Directions for this task:
Separate out the lines that hold "feltételek".

Supplied material:
* * *

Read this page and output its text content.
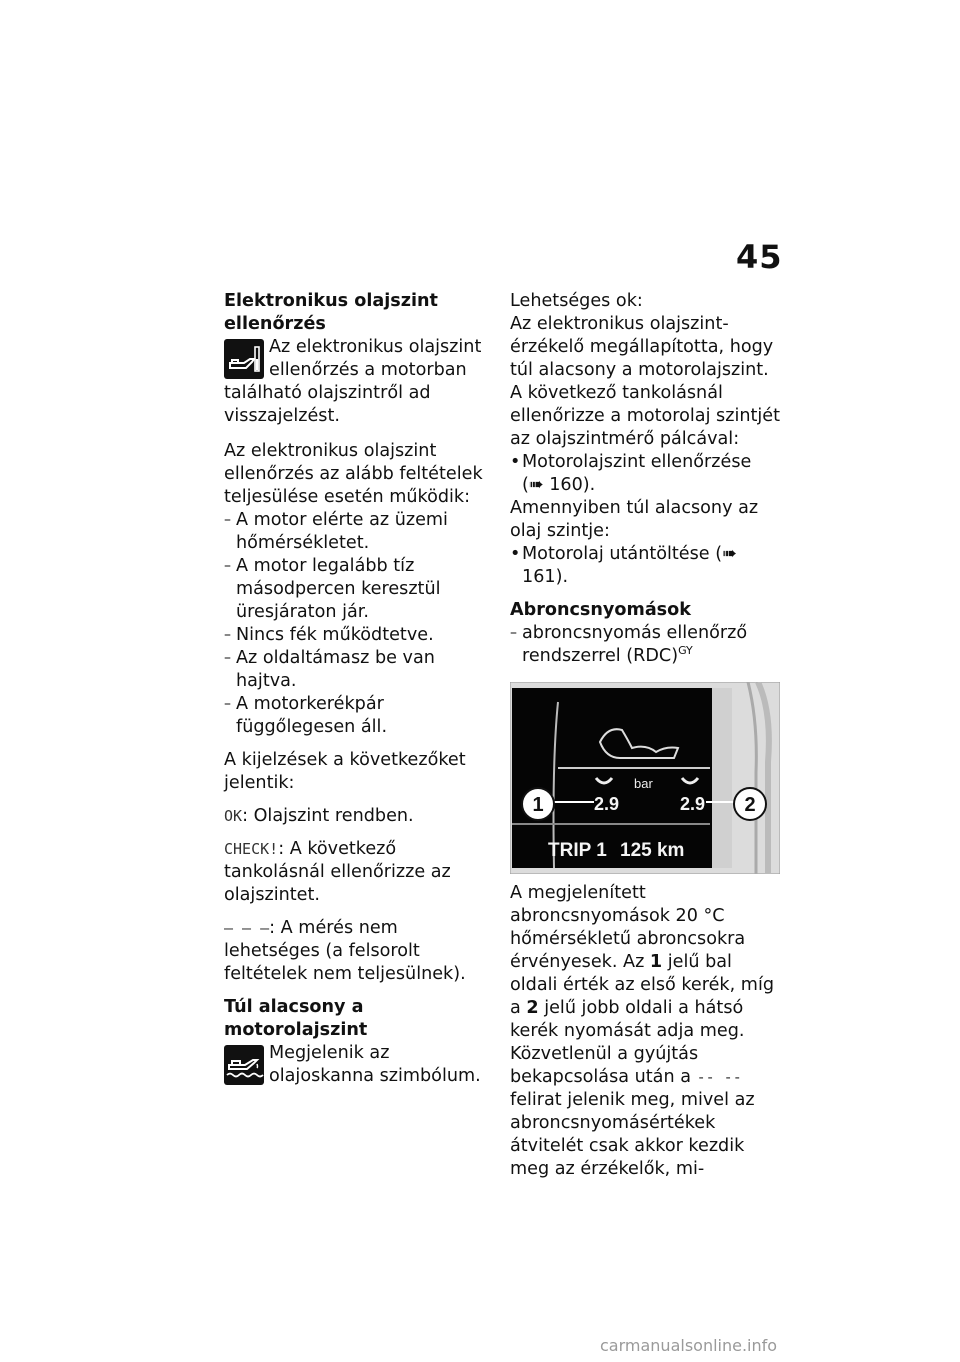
45

Elektronikus olajszint ellenőrzés

Az elektronikus olajszint ellenőrzés a motorban található olajszintről ad visszajelzést.

Az elektronikus olajszint ellenőrzés az alább feltételek teljesülése esetén működik:

– A motor elérte az üzemi hőmérsékletet.
– A motor legalább tíz másodpercen keresztül üresjáraton jár.
– Nincs fék működtetve.
– Az oldaltámasz be van hajtva.
– A motorkerékpár függőlegesen áll.

A kijelzések a következőket jelentik:

OK: Olajszint rendben.

CHECK!: A következő tankolásnál ellenőrizze az olajszintet.

– – –: A mérés nem lehetséges (a felsorolt feltételek nem teljesülnek).

Túl alacsony a motorolajszint

Megjelenik az olajoskanna szimbólum.

Lehetséges ok:

Az elektronikus olajszint-érzékelő megállapította, hogy túl alacsony a motorolajszint. A következő tankolásnál ellenőrizze a motorolaj szintjét az olajszintmérő pálcával:

• Motorolajszint ellenőrzése
(➠ 160).

Amennyiben túl alacsony az olaj szintje:

• Motorolaj utántöltése (➠ 161).

Abroncsnyomások

– abroncsnyomás ellenőrző rendszerrel (RDC)$^{GY}$
bar
2.9	2.9
1	2
TRIP 1 125 km

A megjelenített abroncsnyomások 20 °C hőmérsékletű abroncsokra érvényesek. Az 1 jelű bal oldali érték az első kerék, míg a 2 jelű jobb oldali a hátsó kerék nyomását adja meg. Közvetlenül a gyújtás bekapcsolása után a -- -- felirat jelenik meg, mivel az abroncsnyomásértékek átvitelét csak akkor kezdik meg az érzékelők, mi-

carmanualsonline.info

* * *

Result for this task:
Az elektronikus olajszint ellenőrzés az alább feltételek teljesülése esetén működik:
– – –: A mérés nem lehetséges (a felsorolt feltételek nem teljesülnek).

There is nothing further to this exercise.